__EXERCISE OBJECTIVE__
Answer these questions from the loop tube excerpt below:
(a) To what temperature is the second high-temperature side heat exchanger set?
(b) In what range is the pressure of the working fluid set?
(c) What gas is preferably used as the working fluid?

At this stage, since large heat exchange is performed with the
stack constituent element 3eH having a relatively high thermal
conductivity, an acoustic wave is rapidly generated, and as a
result, the heat exchange efficiency can be improved.
[0030] The acoustic wave thus generated is turned into the standing
and traveling waves in the loop tube 2, is amplified by the first
heat exchangers 300 located at a plurality of positions, and is
then transported to the second heat exchanger 310 side as acoustic
energy having a high sound pressure.
[0031] This second heat exchanger 310 is formed of the second
high-temperature side heat exchanger 6, the second low-temperature
side heat exchanger 7, and the second stack 3b. The second
high-temperature side heat exchanger 6 and the second
low-temperature side heat exchanger 7 are both formed, for example,
of a metal having a large heat capacity and are provided at two
ends of the second stack 3b, as is the case of the first stack 3a,
and in addition, inside the heat exchangers 6 and 7, there are
provided communication paths 30 having a small diameter through
which the standing and traveling waves are allowed to pass. This
second high-temperature side heat exchanger 6 is set to a
temperature, such as 15 to 16.degree. C., by circulating water in
an outer peripheral portion of the second high-temperature side
heat exchanger 6. On the other hand, the second low-temperature
side heat exchanger 7 has a heat output portion and is designed to
cool an exterior object to be cooled. As the object to be cooled,
for example, ambient air, a home electric appliance which generates
heat, and a CPU of a personal computer may be mentioned. In
addition, the second stack 3b has the structure similar to that of
the first stack 3a. That is, three layers, a stack constituent
element 3eL having a low thermal conductivity, a stack constituent
element 3eH having a high thermal conductivity, and a stack
constituent element 3eL having a low thermal conductivity, are
provided in that order from the second high-temperature side heat
exchanger 6 side. In addition, the stack constituent element 3eH
having a high thermal conductivity is formed thicker than the stack
constituent element 3eL having a relatively low thermal
conductivity. The second heat exchanger 310 formed as described
above is provided in the vicinity of a position in the loop tube 2
at which the phase of change in acoustic particle velocity is the
same as the phase of change in sound pressure, as shown in FIG. 4.
In addition, as shown in FIG. 5, the second heat exchanger 310 is
mounted in a mechanism in which a part 20 of the loop tube, to
which the second heat exchanger 310 is fixed, is formed to be
slidably separated from a main frame of the loop tube 2, and the
part 20 thus separated is allowed to slide therealong to adjust the
position of the second heat exchanger 310.
[0032] Inside this loop tube 2, an inert gas, such as helium or
argon, is sealed. Besides the inert gases as mentioned above, a
working fluid, such as nitrogen or air, may also be sealed. The
pressure of the working fluid is set in the range of 0.01 to 5
MPa.
[0033] In the case in which the working fluid as described above is
sealed, when helium or the like, having a small Prandtl number and
also having a small specific gravity, is used, the time for
generating an acoustic wave can be decreased. However, when the
working fluid as described above is used, the acoustic velocity is
increased, and as a result, heat exchange with stack inside walls
cannot be well performed. On the other hand, when argon or the
like, having a large Prandtl number and also having a large
specific gravity, is used, since the viscosity is increased this
time, and as a result, an acoustic wave cannot be rapidly
generated. Hence, a mixed gas of helium and argon is preferably
used. The mixed gas mentioned above is sealed as described
below.

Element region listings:

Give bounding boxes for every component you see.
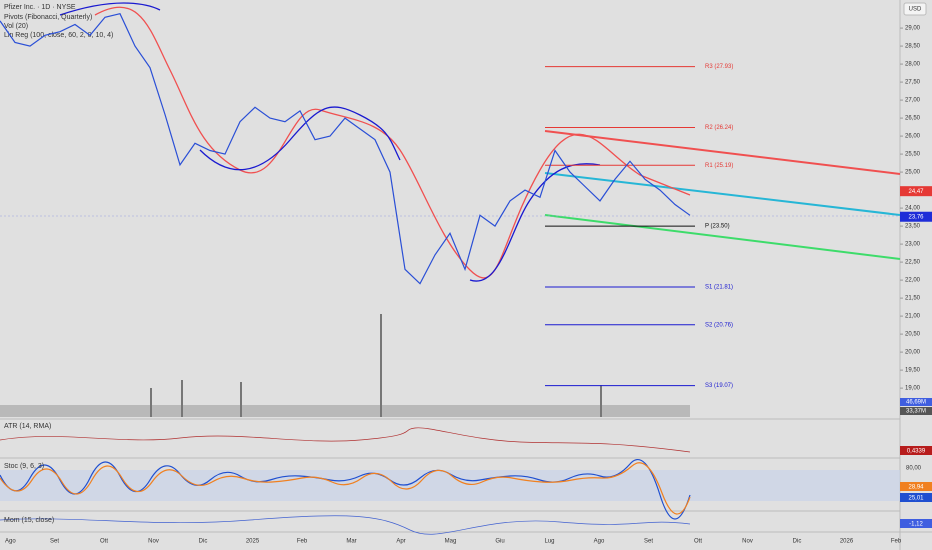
x-tick-label: 2025 [246,539,260,545]
volume-spike [600,385,602,417]
volume [0,314,690,417]
channel-lower [544,214,901,260]
x-tick-label: Ago [594,539,605,545]
y-tick-label: 29,00 [905,26,921,32]
currency[interactable]: USD [909,7,922,13]
stoch-tag: 28,94 [908,485,924,491]
mom-tag-box [900,519,932,528]
moving-average-red [94,6,691,279]
currency-box[interactable] [903,2,927,16]
price-line [0,13,691,285]
x-tick-label: Giu [495,539,504,545]
y-tick-label: 26,00 [905,134,921,140]
volume-spike [240,382,242,417]
y-tick-label: 22,50 [905,260,921,266]
volume-tag: 33,37M [906,409,926,415]
y-tick-label: 25,50 [905,152,921,158]
stoch-d [0,462,691,515]
channel-mid [544,172,901,216]
y-tick-label: 19,00 [905,386,921,392]
pivot-label: P (23.50) [705,224,730,230]
atr-title: ATR (14, RMA) [4,423,51,430]
x-tick-label: 2026 [840,539,854,545]
pivot-label: S2 (20.76) [705,322,733,328]
atr-tag-box [900,446,932,455]
volume-spike [380,314,382,417]
price-tag-box [900,211,932,222]
x-tick-label: Set [50,539,59,545]
x-tick-label: Set [644,539,653,545]
pivot-label: R1 (25.19) [705,163,733,169]
stoch-tag-box [900,493,932,502]
atr-line [0,427,691,453]
y-tick-label: 23,50 [905,224,921,230]
stoch-title: Stoc (9, 6, 3) [4,463,44,470]
stoch-tag: 25,01 [908,496,924,502]
stoch-level: 80,00 [906,466,922,472]
mom-tag: -1,12 [909,522,923,528]
x-tick-label: Feb [297,539,308,545]
y-tick-label: 20,50 [905,332,921,338]
x-tick-label: Ago [5,539,16,545]
volume-spike [181,380,183,417]
y-tick-label: 28,00 [905,62,921,68]
x-tick-label: Apr [396,539,405,545]
price-tag: 24,47 [908,189,924,195]
pivot-label: S3 (19.07) [705,383,733,389]
x-tick-label: Nov [148,539,159,545]
y-tick-label: 20,00 [905,350,921,356]
price-tag-box [900,186,932,197]
y-tick-label: 22,00 [905,278,921,284]
y-tick-label: 27,50 [905,80,921,86]
volume-tag-box [900,407,932,415]
volume-tag-box [900,398,932,406]
x-tick-label: Feb [891,539,902,545]
atr-tag: 0,4339 [907,449,926,455]
y-tick-label: 21,50 [905,296,921,302]
x-tick-label: Nov [742,539,753,545]
y-tick-label: 19,50 [905,368,921,374]
channel-upper [544,130,901,175]
y-tick-label: 24,00 [905,206,921,212]
x-tick-label: Dic [199,539,208,545]
y-tick-label: 23,00 [905,242,921,248]
x-tick-label: Ott [694,539,702,545]
pivot-label: S1 (21.81) [705,285,733,291]
y-tick-label: 27,00 [905,98,921,104]
x-tick-label: Mag [445,539,457,545]
stoch-tag-box [900,482,932,491]
momentum-line [0,515,691,535]
x-tick-label: Lug [544,539,554,545]
y-tick-label: 28,50 [905,44,921,50]
moving-average-blue [59,2,401,171]
pivot-label: R3 (27.93) [705,64,733,70]
price-tag: 23,76 [908,214,924,220]
indicator-label: Lin Reg (100, close, 60, 2, 0, 10, 4) [4,32,113,39]
y-tick-label: 21,00 [905,314,921,320]
volume-tag: 46,69M [906,400,926,406]
x-tick-label: Mar [346,539,356,545]
volume-spike [150,388,152,417]
y-tick-label: 26,50 [905,116,921,122]
y-tick-label: 25,00 [905,170,921,176]
mom-title: Mom (15, close) [4,517,54,524]
x-tick-label: Dic [793,539,802,545]
chart-title: Pfizer Inc. · 1D · NYSE [4,4,76,11]
volume-area [0,405,690,417]
pivot-label: R2 (26.24) [705,125,733,131]
x-tick-label: Ott [100,539,108,545]
indicator-label: Pivots (Fibonacci, Quarterly) [4,14,92,21]
indicator-label: Vol (20) [4,23,28,30]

__EXERCISE ANSWER__
(a) 15 to 16 °C
(b) 0.01 to 5 MPa
(c) A mixed gas of helium and argon